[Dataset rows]
----
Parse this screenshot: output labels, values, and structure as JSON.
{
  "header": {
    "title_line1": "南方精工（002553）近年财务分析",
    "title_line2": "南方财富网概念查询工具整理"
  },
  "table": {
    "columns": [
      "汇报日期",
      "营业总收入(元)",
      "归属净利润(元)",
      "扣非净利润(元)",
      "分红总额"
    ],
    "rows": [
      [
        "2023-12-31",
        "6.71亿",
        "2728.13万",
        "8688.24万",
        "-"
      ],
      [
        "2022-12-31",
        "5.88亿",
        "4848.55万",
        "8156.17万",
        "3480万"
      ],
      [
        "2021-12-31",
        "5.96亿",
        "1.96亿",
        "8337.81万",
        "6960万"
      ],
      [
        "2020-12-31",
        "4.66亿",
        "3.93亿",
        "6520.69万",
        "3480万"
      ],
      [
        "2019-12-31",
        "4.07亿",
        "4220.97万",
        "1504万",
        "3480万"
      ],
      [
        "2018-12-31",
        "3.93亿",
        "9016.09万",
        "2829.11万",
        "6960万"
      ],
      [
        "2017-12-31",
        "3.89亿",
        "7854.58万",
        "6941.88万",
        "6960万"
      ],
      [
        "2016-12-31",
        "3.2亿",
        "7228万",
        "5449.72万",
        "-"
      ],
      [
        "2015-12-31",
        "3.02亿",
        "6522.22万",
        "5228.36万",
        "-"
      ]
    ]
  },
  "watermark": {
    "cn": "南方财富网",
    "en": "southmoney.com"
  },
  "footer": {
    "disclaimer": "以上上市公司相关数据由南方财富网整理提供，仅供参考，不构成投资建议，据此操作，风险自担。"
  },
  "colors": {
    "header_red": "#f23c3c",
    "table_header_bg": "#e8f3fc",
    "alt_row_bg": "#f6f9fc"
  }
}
----
> To do: The records above must be repeated exactly, every one of them.

> Result:
Parse this screenshot: output labels, values, and structure as JSON.
{
  "header": {
    "title_line1": "南方精工（002553）近年财务分析",
    "title_line2": "南方财富网概念查询工具整理"
  },
  "table": {
    "columns": [
      "汇报日期",
      "营业总收入(元)",
      "归属净利润(元)",
      "扣非净利润(元)",
      "分红总额"
    ],
    "rows": [
      [
        "2023-12-31",
        "6.71亿",
        "2728.13万",
        "8688.24万",
        "-"
      ],
      [
        "2022-12-31",
        "5.88亿",
        "4848.55万",
        "8156.17万",
        "3480万"
      ],
      [
        "2021-12-31",
        "5.96亿",
        "1.96亿",
        "8337.81万",
        "6960万"
      ],
      [
        "2020-12-31",
        "4.66亿",
        "3.93亿",
        "6520.69万",
        "3480万"
      ],
      [
        "2019-12-31",
        "4.07亿",
        "4220.97万",
        "1504万",
        "3480万"
      ],
      [
        "2018-12-31",
        "3.93亿",
        "9016.09万",
        "2829.11万",
        "6960万"
      ],
      [
        "2017-12-31",
        "3.89亿",
        "7854.58万",
        "6941.88万",
        "6960万"
      ],
      [
        "2016-12-31",
        "3.2亿",
        "7228万",
        "5449.72万",
        "-"
      ],
      [
        "2015-12-31",
        "3.02亿",
        "6522.22万",
        "5228.36万",
        "-"
      ]
    ]
  },
  "watermark": {
    "cn": "南方财富网",
    "en": "southmoney.com"
  },
  "footer": {
    "disclaimer": "以上上市公司相关数据由南方财富网整理提供，仅供参考，不构成投资建议，据此操作，风险自担。"
  },
  "colors": {
    "header_red": "#f23c3c",
    "table_header_bg": "#e8f3fc",
    "alt_row_bg": "#f6f9fc"
  }
}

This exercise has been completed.